*Provided data:*
::::

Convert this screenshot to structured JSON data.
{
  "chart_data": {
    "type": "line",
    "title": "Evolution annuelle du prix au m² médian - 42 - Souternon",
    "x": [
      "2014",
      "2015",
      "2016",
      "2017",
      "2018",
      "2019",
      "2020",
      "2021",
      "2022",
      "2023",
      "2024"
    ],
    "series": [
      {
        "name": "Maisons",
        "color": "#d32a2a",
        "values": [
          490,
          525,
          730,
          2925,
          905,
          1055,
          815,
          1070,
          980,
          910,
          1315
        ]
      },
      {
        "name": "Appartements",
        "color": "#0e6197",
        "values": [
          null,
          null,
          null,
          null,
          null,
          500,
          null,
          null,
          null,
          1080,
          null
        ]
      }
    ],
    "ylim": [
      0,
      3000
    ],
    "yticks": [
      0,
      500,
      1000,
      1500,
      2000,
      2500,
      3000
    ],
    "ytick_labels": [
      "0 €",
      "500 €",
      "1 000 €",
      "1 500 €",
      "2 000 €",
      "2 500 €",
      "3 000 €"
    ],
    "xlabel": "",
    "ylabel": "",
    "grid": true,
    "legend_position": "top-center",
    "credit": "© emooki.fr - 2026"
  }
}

::::

*Exercise description:* Retype the records above exactly.

*Full output:*
Convert this screenshot to structured JSON data.
{
  "chart_data": {
    "type": "line",
    "title": "Evolution annuelle du prix au m² médian - 42 - Souternon",
    "x": [
      "2014",
      "2015",
      "2016",
      "2017",
      "2018",
      "2019",
      "2020",
      "2021",
      "2022",
      "2023",
      "2024"
    ],
    "series": [
      {
        "name": "Maisons",
        "color": "#d32a2a",
        "values": [
          490,
          525,
          730,
          2925,
          905,
          1055,
          815,
          1070,
          980,
          910,
          1315
        ]
      },
      {
        "name": "Appartements",
        "color": "#0e6197",
        "values": [
          null,
          null,
          null,
          null,
          null,
          500,
          null,
          null,
          null,
          1080,
          null
        ]
      }
    ],
    "ylim": [
      0,
      3000
    ],
    "yticks": [
      0,
      500,
      1000,
      1500,
      2000,
      2500,
      3000
    ],
    "ytick_labels": [
      "0 €",
      "500 €",
      "1 000 €",
      "1 500 €",
      "2 000 €",
      "2 500 €",
      "3 000 €"
    ],
    "xlabel": "",
    "ylabel": "",
    "grid": true,
    "legend_position": "top-center",
    "credit": "© emooki.fr - 2026"
  }
}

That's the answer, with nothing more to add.